[Annotated region listings]
——————
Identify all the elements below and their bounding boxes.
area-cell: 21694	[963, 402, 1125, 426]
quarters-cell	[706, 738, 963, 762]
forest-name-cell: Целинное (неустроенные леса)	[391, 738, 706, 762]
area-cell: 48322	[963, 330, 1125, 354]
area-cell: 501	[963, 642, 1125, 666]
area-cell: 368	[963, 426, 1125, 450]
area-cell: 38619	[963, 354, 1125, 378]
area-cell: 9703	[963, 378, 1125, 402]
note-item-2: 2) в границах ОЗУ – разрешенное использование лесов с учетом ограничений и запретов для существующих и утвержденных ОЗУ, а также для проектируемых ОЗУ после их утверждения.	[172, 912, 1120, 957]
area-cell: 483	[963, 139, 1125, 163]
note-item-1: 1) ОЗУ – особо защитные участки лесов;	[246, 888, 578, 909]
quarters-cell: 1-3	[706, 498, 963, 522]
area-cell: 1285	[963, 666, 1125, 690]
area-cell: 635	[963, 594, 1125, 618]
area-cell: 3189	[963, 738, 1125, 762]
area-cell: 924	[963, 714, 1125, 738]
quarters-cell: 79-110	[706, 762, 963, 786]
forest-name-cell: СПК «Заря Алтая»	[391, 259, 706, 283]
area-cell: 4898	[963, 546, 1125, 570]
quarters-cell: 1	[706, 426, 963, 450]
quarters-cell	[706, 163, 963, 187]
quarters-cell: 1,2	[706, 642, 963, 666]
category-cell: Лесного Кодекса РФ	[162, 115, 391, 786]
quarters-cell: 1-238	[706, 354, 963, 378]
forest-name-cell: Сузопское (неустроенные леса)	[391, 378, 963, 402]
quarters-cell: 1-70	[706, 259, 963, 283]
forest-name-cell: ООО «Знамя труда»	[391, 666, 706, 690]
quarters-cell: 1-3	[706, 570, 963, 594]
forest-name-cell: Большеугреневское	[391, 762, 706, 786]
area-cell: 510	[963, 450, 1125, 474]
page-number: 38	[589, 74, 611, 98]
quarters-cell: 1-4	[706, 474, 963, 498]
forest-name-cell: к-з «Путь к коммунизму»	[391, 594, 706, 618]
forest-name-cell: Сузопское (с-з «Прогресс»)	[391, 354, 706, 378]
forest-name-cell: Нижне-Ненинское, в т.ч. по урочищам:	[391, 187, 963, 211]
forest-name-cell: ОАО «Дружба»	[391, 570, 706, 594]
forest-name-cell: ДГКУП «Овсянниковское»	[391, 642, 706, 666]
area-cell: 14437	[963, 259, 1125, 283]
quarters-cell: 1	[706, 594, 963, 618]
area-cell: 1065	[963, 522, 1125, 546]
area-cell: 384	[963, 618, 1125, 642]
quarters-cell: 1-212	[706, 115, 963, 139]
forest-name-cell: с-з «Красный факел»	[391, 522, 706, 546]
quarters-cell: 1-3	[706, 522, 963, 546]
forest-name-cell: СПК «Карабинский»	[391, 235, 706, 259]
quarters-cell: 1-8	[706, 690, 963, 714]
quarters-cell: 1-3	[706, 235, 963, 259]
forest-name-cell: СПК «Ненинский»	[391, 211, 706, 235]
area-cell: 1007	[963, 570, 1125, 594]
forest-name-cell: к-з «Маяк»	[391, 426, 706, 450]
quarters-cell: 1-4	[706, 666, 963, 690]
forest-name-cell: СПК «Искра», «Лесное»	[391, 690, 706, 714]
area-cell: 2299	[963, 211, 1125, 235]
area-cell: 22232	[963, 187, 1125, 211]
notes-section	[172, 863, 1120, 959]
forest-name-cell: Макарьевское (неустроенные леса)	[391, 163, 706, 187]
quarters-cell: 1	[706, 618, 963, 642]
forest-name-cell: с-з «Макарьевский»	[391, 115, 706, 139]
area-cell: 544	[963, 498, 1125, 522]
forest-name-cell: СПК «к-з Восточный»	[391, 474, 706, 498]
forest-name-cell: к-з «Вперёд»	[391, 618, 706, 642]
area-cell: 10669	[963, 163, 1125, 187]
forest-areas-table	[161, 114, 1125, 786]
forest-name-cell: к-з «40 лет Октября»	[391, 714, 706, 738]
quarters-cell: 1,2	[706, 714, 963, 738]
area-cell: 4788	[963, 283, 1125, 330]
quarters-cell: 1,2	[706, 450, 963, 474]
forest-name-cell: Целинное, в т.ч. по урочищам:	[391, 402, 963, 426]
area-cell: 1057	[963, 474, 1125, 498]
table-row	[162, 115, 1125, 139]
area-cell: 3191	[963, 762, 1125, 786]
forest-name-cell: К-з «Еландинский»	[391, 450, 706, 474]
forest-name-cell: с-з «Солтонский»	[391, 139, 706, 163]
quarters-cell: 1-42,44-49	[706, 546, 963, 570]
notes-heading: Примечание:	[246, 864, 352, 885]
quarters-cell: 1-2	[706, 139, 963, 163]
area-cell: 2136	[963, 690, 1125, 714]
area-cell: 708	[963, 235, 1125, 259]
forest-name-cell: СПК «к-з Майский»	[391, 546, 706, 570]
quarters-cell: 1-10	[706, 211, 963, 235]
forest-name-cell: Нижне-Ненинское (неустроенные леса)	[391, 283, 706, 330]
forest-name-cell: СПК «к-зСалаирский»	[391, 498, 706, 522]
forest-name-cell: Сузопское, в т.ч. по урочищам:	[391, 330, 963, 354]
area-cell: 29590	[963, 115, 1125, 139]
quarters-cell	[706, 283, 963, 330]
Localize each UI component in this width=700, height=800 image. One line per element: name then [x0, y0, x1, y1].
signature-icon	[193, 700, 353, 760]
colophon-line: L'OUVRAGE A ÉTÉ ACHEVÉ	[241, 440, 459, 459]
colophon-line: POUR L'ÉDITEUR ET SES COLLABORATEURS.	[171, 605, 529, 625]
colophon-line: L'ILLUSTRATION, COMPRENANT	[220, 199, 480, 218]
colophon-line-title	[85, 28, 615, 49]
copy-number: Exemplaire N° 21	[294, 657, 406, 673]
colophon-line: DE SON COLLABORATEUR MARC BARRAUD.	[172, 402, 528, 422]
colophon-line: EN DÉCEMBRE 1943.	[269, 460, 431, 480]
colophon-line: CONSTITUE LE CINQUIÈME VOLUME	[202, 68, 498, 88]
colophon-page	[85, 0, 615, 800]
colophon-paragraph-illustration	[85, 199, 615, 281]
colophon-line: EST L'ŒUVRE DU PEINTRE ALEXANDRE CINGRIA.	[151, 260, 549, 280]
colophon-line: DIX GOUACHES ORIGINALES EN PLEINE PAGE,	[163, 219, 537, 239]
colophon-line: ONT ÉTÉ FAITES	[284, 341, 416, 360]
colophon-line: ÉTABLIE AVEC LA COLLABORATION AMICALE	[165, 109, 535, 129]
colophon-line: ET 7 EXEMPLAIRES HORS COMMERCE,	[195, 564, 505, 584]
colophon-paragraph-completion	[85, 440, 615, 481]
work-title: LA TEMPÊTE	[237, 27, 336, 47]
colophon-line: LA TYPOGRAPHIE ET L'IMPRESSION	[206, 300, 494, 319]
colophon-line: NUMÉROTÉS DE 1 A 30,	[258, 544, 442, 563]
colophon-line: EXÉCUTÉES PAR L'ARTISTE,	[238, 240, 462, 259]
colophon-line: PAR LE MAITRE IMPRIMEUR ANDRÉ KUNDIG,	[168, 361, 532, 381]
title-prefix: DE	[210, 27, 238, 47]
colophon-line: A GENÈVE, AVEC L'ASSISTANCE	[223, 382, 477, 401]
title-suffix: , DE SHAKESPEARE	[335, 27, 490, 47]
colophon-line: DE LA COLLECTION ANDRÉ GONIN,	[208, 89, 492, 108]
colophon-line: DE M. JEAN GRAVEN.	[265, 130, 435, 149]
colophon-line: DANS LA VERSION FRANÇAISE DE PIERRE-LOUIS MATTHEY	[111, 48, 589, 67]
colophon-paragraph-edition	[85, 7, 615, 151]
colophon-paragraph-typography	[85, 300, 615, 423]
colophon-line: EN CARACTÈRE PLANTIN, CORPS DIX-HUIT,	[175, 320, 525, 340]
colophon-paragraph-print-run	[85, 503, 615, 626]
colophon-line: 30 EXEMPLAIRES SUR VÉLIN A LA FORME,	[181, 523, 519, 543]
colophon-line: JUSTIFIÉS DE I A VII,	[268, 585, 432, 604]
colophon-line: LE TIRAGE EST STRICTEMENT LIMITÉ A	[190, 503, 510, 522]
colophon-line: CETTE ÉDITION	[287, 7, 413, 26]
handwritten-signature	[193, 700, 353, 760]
——————
* Exercise aim
Copy out the entries word for word, from the very first line down through the line that contains "522, 706, 546]".

* Problem solution
Identify all the elements below and their bounding boxes.
area-cell: 21694	[963, 402, 1125, 426]
quarters-cell	[706, 738, 963, 762]
forest-name-cell: Целинное (неустроенные леса)	[391, 738, 706, 762]
area-cell: 48322	[963, 330, 1125, 354]
area-cell: 501	[963, 642, 1125, 666]
area-cell: 368	[963, 426, 1125, 450]
area-cell: 38619	[963, 354, 1125, 378]
area-cell: 9703	[963, 378, 1125, 402]
note-item-2: 2) в границах ОЗУ – разрешенное использование лесов с учетом ограничений и запретов для существующих и утвержденных ОЗУ, а также для проектируемых ОЗУ после их утверждения.	[172, 912, 1120, 957]
area-cell: 483	[963, 139, 1125, 163]
note-item-1: 1) ОЗУ – особо защитные участки лесов;	[246, 888, 578, 909]
quarters-cell: 1-3	[706, 498, 963, 522]
area-cell: 1285	[963, 666, 1125, 690]
area-cell: 635	[963, 594, 1125, 618]
area-cell: 3189	[963, 738, 1125, 762]
area-cell: 924	[963, 714, 1125, 738]
quarters-cell: 79-110	[706, 762, 963, 786]
forest-name-cell: СПК «Заря Алтая»	[391, 259, 706, 283]
area-cell: 4898	[963, 546, 1125, 570]
quarters-cell: 1	[706, 426, 963, 450]
quarters-cell	[706, 163, 963, 187]
quarters-cell: 1,2	[706, 642, 963, 666]
category-cell: Лесного Кодекса РФ	[162, 115, 391, 786]
quarters-cell: 1-238	[706, 354, 963, 378]
forest-name-cell: Сузопское (неустроенные леса)	[391, 378, 963, 402]
quarters-cell: 1-70	[706, 259, 963, 283]
forest-name-cell: ООО «Знамя труда»	[391, 666, 706, 690]
quarters-cell: 1-3	[706, 570, 963, 594]
forest-name-cell: Большеугреневское	[391, 762, 706, 786]
area-cell: 510	[963, 450, 1125, 474]
page-number: 38	[589, 74, 611, 98]
quarters-cell: 1-4	[706, 474, 963, 498]
forest-name-cell: к-з «Путь к коммунизму»	[391, 594, 706, 618]
forest-name-cell: Сузопское (с-з «Прогресс»)	[391, 354, 706, 378]
forest-name-cell: Нижне-Ненинское, в т.ч. по урочищам:	[391, 187, 963, 211]
forest-name-cell: ОАО «Дружба»	[391, 570, 706, 594]
forest-name-cell: ДГКУП «Овсянниковское»	[391, 642, 706, 666]
area-cell: 14437	[963, 259, 1125, 283]
quarters-cell: 1	[706, 594, 963, 618]
area-cell: 1065	[963, 522, 1125, 546]
area-cell: 384	[963, 618, 1125, 642]
quarters-cell: 1-212	[706, 115, 963, 139]
forest-name-cell: с-з «Красный факел»	[391, 522, 706, 546]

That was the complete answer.